#### Figure record listings

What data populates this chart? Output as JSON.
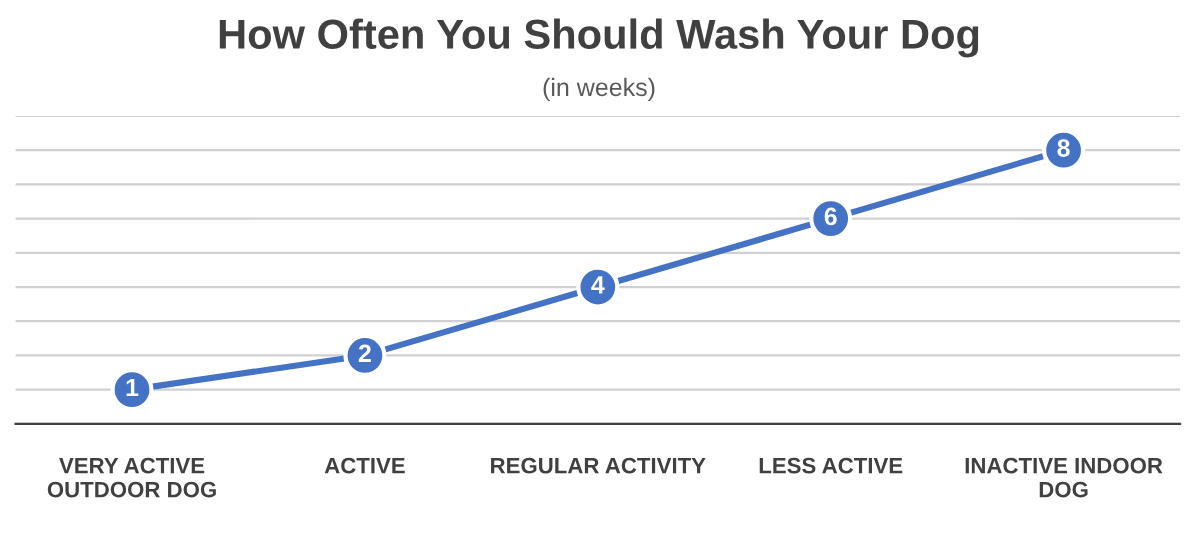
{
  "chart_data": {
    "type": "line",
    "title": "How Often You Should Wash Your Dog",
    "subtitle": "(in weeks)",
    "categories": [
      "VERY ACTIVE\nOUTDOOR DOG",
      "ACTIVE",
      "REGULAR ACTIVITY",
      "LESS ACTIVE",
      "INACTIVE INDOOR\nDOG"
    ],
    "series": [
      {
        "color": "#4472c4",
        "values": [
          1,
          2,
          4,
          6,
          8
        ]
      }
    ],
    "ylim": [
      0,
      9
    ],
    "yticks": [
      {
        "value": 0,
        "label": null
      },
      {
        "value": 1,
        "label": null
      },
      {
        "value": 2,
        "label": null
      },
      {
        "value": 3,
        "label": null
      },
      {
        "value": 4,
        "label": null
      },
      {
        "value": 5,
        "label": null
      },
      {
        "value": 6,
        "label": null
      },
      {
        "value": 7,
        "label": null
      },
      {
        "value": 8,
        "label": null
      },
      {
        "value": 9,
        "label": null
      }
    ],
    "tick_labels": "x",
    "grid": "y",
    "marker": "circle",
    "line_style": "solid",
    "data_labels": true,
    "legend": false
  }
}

#### DIRECTIONS
Give the material again exactly as it is, but keep the pictures out.

#### ANSWER IN FULL
What data populates this chart? Output as JSON.
{
  "chart_data": {
    "type": "line",
    "title": "How Often You Should Wash Your Dog",
    "subtitle": "(in weeks)",
    "categories": [
      "VERY ACTIVE\nOUTDOOR DOG",
      "ACTIVE",
      "REGULAR ACTIVITY",
      "LESS ACTIVE",
      "INACTIVE INDOOR\nDOG"
    ],
    "series": [
      {
        "color": "#4472c4",
        "values": [
          1,
          2,
          4,
          6,
          8
        ]
      }
    ],
    "ylim": [
      0,
      9
    ],
    "yticks": [
      {
        "value": 0,
        "label": null
      },
      {
        "value": 1,
        "label": null
      },
      {
        "value": 2,
        "label": null
      },
      {
        "value": 3,
        "label": null
      },
      {
        "value": 4,
        "label": null
      },
      {
        "value": 5,
        "label": null
      },
      {
        "value": 6,
        "label": null
      },
      {
        "value": 7,
        "label": null
      },
      {
        "value": 8,
        "label": null
      },
      {
        "value": 9,
        "label": null
      }
    ],
    "tick_labels": "x",
    "grid": "y",
    "marker": "circle",
    "line_style": "solid",
    "data_labels": true,
    "legend": false
  }
}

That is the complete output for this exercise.